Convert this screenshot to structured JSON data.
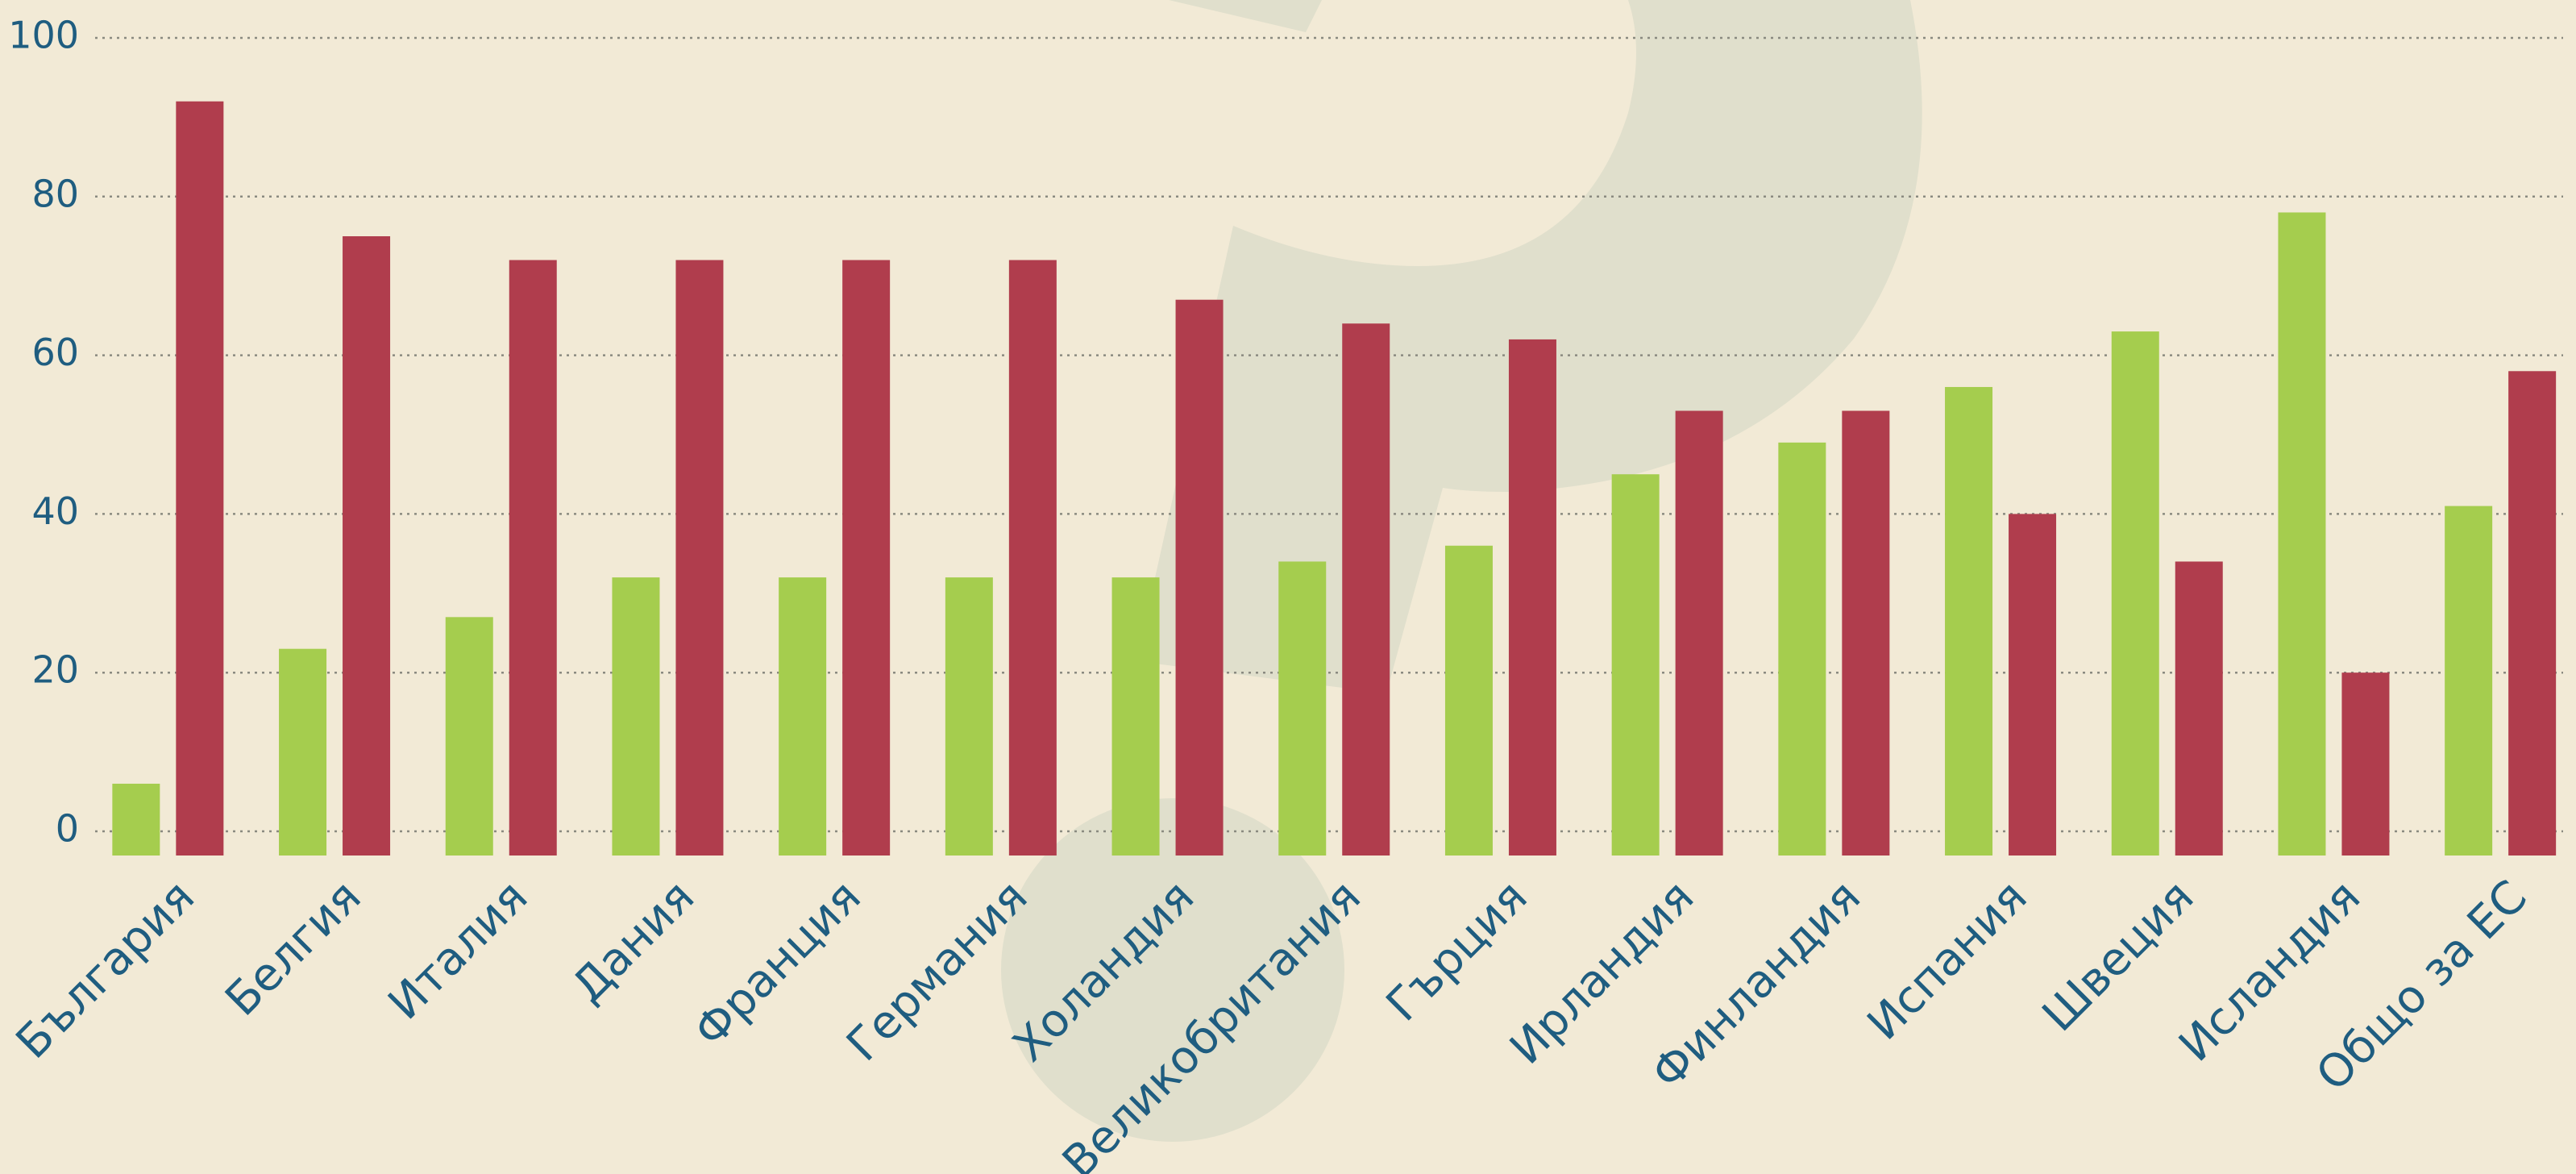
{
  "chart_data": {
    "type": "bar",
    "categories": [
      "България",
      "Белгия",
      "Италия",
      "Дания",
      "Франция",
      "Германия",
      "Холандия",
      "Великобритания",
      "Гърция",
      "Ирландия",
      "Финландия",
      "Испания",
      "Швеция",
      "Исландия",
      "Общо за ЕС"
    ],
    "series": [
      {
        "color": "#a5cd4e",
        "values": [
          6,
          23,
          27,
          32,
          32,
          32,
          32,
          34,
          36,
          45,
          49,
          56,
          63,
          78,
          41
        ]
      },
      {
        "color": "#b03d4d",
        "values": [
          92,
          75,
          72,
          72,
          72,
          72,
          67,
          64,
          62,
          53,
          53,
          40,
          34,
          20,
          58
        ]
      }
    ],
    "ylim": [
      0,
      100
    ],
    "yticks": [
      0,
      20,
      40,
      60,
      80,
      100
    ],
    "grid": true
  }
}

####

▶ [DESCRIPTION OF THE TASK]
Each entry gets copied exactly; the pictures stay out.

▶ [COMPLETE ANSWER]
Convert this screenshot to structured JSON data.
{
  "chart_data": {
    "type": "bar",
    "categories": [
      "България",
      "Белгия",
      "Италия",
      "Дания",
      "Франция",
      "Германия",
      "Холандия",
      "Великобритания",
      "Гърция",
      "Ирландия",
      "Финландия",
      "Испания",
      "Швеция",
      "Исландия",
      "Общо за ЕС"
    ],
    "series": [
      {
        "color": "#a5cd4e",
        "values": [
          6,
          23,
          27,
          32,
          32,
          32,
          32,
          34,
          36,
          45,
          49,
          56,
          63,
          78,
          41
        ]
      },
      {
        "color": "#b03d4d",
        "values": [
          92,
          75,
          72,
          72,
          72,
          72,
          67,
          64,
          62,
          53,
          53,
          40,
          34,
          20,
          58
        ]
      }
    ],
    "ylim": [
      0,
      100
    ],
    "yticks": [
      0,
      20,
      40,
      60,
      80,
      100
    ],
    "grid": true
  }
}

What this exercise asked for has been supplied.